***** Material for this exercise

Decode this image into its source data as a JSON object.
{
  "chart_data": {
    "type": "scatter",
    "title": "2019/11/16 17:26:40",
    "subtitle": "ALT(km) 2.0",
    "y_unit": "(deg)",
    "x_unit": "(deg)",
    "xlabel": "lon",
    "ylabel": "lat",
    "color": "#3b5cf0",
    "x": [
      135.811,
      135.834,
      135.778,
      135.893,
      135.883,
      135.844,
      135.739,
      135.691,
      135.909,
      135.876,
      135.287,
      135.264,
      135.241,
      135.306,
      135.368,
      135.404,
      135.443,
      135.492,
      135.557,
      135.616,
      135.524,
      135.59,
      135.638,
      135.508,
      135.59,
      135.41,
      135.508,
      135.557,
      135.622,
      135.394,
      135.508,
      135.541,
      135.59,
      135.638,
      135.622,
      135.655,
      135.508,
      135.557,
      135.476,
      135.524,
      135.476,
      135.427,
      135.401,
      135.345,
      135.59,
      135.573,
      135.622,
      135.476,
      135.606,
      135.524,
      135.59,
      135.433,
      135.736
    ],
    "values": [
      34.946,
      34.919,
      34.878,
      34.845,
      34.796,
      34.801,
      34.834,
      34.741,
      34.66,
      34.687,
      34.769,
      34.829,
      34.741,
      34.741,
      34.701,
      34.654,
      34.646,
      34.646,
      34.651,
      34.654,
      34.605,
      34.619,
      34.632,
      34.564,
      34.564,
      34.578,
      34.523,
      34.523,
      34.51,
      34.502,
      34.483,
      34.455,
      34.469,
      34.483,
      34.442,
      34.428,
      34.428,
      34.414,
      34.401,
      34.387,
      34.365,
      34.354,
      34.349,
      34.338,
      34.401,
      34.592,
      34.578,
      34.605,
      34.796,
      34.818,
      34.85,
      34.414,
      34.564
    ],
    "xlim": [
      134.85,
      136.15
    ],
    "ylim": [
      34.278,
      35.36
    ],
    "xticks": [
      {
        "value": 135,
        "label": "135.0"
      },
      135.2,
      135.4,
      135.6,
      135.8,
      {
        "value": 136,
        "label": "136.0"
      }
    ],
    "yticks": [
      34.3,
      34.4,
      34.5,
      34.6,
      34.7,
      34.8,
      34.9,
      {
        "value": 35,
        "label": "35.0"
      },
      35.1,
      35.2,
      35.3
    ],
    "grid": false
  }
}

**********
***** Material for this exercise

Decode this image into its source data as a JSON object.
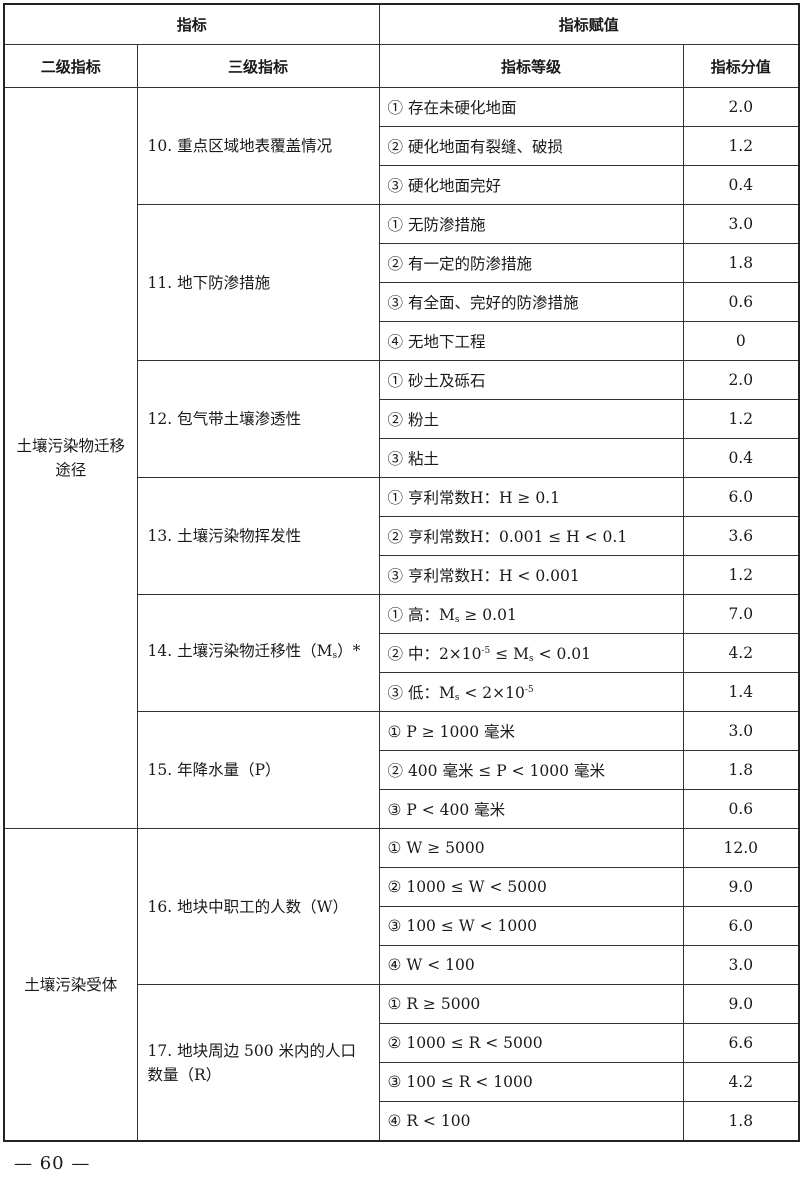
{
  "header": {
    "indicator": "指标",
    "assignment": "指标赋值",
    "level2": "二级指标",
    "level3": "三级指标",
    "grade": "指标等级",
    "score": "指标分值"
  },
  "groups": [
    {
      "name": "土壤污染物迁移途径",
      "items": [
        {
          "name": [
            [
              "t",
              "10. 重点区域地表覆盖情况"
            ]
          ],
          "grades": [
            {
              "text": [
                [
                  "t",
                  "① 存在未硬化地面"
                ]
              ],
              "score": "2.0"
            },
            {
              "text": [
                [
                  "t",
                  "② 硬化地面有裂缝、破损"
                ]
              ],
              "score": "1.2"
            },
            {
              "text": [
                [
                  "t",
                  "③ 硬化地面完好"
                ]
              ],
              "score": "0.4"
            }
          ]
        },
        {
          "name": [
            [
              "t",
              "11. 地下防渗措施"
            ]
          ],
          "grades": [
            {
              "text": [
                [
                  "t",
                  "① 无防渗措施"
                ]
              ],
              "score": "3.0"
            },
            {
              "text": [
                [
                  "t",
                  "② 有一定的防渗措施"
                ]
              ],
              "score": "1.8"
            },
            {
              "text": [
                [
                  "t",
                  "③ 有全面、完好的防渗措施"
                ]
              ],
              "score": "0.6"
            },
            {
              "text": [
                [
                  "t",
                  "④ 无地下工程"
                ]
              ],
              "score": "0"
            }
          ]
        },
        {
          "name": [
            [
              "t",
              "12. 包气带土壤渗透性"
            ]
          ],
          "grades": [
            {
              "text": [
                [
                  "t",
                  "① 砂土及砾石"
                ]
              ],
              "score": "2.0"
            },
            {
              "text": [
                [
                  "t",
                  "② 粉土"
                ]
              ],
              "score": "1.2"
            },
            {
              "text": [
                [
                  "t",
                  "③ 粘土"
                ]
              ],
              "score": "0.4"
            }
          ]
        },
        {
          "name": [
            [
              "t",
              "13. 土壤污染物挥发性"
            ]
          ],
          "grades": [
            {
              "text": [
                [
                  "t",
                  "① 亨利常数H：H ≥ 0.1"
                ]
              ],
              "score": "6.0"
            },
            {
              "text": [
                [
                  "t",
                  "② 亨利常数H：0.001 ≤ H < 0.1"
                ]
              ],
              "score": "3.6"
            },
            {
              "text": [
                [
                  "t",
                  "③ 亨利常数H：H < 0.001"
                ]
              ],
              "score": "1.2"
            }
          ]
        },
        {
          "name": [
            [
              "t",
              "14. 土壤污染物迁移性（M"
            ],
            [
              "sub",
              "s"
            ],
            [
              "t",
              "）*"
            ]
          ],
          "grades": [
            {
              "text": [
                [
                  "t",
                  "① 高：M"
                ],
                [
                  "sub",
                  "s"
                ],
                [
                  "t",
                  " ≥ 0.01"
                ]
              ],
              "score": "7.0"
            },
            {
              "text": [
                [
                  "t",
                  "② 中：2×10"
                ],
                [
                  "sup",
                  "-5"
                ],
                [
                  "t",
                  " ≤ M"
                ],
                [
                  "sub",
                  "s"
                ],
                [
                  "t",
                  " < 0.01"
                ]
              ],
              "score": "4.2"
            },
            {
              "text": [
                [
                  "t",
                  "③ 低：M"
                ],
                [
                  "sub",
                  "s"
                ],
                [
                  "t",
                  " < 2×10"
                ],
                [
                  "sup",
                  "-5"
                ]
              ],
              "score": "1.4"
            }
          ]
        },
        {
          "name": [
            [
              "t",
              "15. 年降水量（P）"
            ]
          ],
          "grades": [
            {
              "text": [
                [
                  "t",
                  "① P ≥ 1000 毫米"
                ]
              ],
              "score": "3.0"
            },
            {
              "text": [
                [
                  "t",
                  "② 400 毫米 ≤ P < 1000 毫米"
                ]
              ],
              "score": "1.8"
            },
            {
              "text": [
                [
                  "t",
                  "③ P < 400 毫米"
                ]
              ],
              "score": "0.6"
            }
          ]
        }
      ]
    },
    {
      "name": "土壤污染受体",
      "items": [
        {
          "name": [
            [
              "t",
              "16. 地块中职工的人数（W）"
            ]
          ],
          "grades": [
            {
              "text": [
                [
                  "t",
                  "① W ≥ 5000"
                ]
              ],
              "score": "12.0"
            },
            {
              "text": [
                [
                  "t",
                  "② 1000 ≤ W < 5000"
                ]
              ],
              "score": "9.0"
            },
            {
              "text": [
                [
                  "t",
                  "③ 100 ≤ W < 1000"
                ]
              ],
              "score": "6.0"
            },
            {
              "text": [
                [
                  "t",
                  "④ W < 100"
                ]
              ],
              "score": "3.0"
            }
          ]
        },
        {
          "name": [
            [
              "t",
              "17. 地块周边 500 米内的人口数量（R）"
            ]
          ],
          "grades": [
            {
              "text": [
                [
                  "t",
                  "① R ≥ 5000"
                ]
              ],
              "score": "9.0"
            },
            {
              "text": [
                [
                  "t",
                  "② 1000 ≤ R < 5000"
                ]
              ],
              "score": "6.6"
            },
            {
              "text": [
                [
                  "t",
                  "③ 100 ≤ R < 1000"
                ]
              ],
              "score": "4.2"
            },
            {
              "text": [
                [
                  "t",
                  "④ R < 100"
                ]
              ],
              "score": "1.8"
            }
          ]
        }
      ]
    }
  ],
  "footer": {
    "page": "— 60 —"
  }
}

**********

- **Problem**: Find the lines above that contain the word "亨利常数H" and collect them.

- **Output below**:
                  "① 亨利常数H：H ≥ 0.1"
                  "② 亨利常数H：0.001 ≤ H < 0.1"
                  "③ 亨利常数H：H < 0.001"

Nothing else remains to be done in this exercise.